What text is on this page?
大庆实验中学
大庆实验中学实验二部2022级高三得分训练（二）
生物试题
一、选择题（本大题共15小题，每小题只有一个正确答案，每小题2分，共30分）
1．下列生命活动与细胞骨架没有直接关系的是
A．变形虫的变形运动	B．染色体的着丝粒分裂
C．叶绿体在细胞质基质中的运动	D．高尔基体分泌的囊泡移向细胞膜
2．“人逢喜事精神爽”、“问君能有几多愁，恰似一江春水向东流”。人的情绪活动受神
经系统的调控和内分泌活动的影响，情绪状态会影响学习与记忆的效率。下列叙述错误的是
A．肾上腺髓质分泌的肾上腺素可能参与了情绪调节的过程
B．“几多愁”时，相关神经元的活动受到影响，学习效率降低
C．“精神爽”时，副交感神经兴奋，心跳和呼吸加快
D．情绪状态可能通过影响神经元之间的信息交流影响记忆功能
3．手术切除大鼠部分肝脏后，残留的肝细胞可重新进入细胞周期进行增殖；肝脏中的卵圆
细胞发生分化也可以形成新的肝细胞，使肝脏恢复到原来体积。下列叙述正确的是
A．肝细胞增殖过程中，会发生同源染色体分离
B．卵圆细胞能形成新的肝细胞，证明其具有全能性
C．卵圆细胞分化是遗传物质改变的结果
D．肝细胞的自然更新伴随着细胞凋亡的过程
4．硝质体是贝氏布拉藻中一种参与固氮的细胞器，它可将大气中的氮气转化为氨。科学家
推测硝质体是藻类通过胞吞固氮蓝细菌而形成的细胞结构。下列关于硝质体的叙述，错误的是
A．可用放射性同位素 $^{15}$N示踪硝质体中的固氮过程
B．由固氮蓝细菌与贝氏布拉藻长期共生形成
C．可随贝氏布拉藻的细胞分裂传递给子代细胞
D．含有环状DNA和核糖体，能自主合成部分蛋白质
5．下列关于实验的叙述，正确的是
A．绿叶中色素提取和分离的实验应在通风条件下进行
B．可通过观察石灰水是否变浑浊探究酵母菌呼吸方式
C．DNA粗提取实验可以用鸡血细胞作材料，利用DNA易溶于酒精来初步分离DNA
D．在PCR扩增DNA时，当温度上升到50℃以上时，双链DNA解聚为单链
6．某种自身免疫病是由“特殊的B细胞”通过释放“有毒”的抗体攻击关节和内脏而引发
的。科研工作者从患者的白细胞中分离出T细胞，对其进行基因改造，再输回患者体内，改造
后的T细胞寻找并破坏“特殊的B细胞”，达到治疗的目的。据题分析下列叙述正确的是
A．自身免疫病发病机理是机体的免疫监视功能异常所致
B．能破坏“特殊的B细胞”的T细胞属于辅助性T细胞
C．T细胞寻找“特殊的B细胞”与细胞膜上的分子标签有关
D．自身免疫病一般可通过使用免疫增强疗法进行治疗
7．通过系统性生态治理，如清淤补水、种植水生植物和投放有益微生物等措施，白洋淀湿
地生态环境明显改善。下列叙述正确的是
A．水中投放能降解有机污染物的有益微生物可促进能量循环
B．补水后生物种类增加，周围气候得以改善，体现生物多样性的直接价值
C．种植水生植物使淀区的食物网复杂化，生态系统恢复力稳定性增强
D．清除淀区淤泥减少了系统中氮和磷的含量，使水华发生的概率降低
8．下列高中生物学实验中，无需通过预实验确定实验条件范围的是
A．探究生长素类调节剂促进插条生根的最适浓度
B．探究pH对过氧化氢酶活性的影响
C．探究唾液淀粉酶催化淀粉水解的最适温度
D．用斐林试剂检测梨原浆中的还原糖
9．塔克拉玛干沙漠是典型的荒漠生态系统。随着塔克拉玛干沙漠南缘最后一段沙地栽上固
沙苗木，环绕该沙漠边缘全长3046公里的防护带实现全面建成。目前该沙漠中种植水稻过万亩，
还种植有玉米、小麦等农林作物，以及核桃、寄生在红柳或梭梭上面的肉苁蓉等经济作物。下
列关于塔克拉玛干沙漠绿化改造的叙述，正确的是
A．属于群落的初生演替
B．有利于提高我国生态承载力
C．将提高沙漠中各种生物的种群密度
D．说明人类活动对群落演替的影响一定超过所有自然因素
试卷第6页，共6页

What you will do:
Go through the records above and retype each one exactly.

Task answer:
What text is on this page?
大庆实验中学
大庆实验中学实验二部2022级高三得分训练（二）
生物试题
一、选择题（本大题共15小题，每小题只有一个正确答案，每小题2分，共30分）
1．下列生命活动与细胞骨架没有直接关系的是
A．变形虫的变形运动	B．染色体的着丝粒分裂
C．叶绿体在细胞质基质中的运动	D．高尔基体分泌的囊泡移向细胞膜
2．“人逢喜事精神爽”、“问君能有几多愁，恰似一江春水向东流”。人的情绪活动受神
经系统的调控和内分泌活动的影响，情绪状态会影响学习与记忆的效率。下列叙述错误的是
A．肾上腺髓质分泌的肾上腺素可能参与了情绪调节的过程
B．“几多愁”时，相关神经元的活动受到影响，学习效率降低
C．“精神爽”时，副交感神经兴奋，心跳和呼吸加快
D．情绪状态可能通过影响神经元之间的信息交流影响记忆功能
3．手术切除大鼠部分肝脏后，残留的肝细胞可重新进入细胞周期进行增殖；肝脏中的卵圆
细胞发生分化也可以形成新的肝细胞，使肝脏恢复到原来体积。下列叙述正确的是
A．肝细胞增殖过程中，会发生同源染色体分离
B．卵圆细胞能形成新的肝细胞，证明其具有全能性
C．卵圆细胞分化是遗传物质改变的结果
D．肝细胞的自然更新伴随着细胞凋亡的过程
4．硝质体是贝氏布拉藻中一种参与固氮的细胞器，它可将大气中的氮气转化为氨。科学家
推测硝质体是藻类通过胞吞固氮蓝细菌而形成的细胞结构。下列关于硝质体的叙述，错误的是
A．可用放射性同位素 $^{15}$N示踪硝质体中的固氮过程
B．由固氮蓝细菌与贝氏布拉藻长期共生形成
C．可随贝氏布拉藻的细胞分裂传递给子代细胞
D．含有环状DNA和核糖体，能自主合成部分蛋白质
5．下列关于实验的叙述，正确的是
A．绿叶中色素提取和分离的实验应在通风条件下进行
B．可通过观察石灰水是否变浑浊探究酵母菌呼吸方式
C．DNA粗提取实验可以用鸡血细胞作材料，利用DNA易溶于酒精来初步分离DNA
D．在PCR扩增DNA时，当温度上升到50℃以上时，双链DNA解聚为单链
6．某种自身免疫病是由“特殊的B细胞”通过释放“有毒”的抗体攻击关节和内脏而引发
的。科研工作者从患者的白细胞中分离出T细胞，对其进行基因改造，再输回患者体内，改造
后的T细胞寻找并破坏“特殊的B细胞”，达到治疗的目的。据题分析下列叙述正确的是
A．自身免疫病发病机理是机体的免疫监视功能异常所致
B．能破坏“特殊的B细胞”的T细胞属于辅助性T细胞
C．T细胞寻找“特殊的B细胞”与细胞膜上的分子标签有关
D．自身免疫病一般可通过使用免疫增强疗法进行治疗
7．通过系统性生态治理，如清淤补水、种植水生植物和投放有益微生物等措施，白洋淀湿
地生态环境明显改善。下列叙述正确的是
A．水中投放能降解有机污染物的有益微生物可促进能量循环
B．补水后生物种类增加，周围气候得以改善，体现生物多样性的直接价值
C．种植水生植物使淀区的食物网复杂化，生态系统恢复力稳定性增强
D．清除淀区淤泥减少了系统中氮和磷的含量，使水华发生的概率降低
8．下列高中生物学实验中，无需通过预实验确定实验条件范围的是
A．探究生长素类调节剂促进插条生根的最适浓度
B．探究pH对过氧化氢酶活性的影响
C．探究唾液淀粉酶催化淀粉水解的最适温度
D．用斐林试剂检测梨原浆中的还原糖
9．塔克拉玛干沙漠是典型的荒漠生态系统。随着塔克拉玛干沙漠南缘最后一段沙地栽上固
沙苗木，环绕该沙漠边缘全长3046公里的防护带实现全面建成。目前该沙漠中种植水稻过万亩，
还种植有玉米、小麦等农林作物，以及核桃、寄生在红柳或梭梭上面的肉苁蓉等经济作物。下
列关于塔克拉玛干沙漠绿化改造的叙述，正确的是
A．属于群落的初生演替
B．有利于提高我国生态承载力
C．将提高沙漠中各种生物的种群密度
D．说明人类活动对群落演替的影响一定超过所有自然因素
试卷第6页，共6页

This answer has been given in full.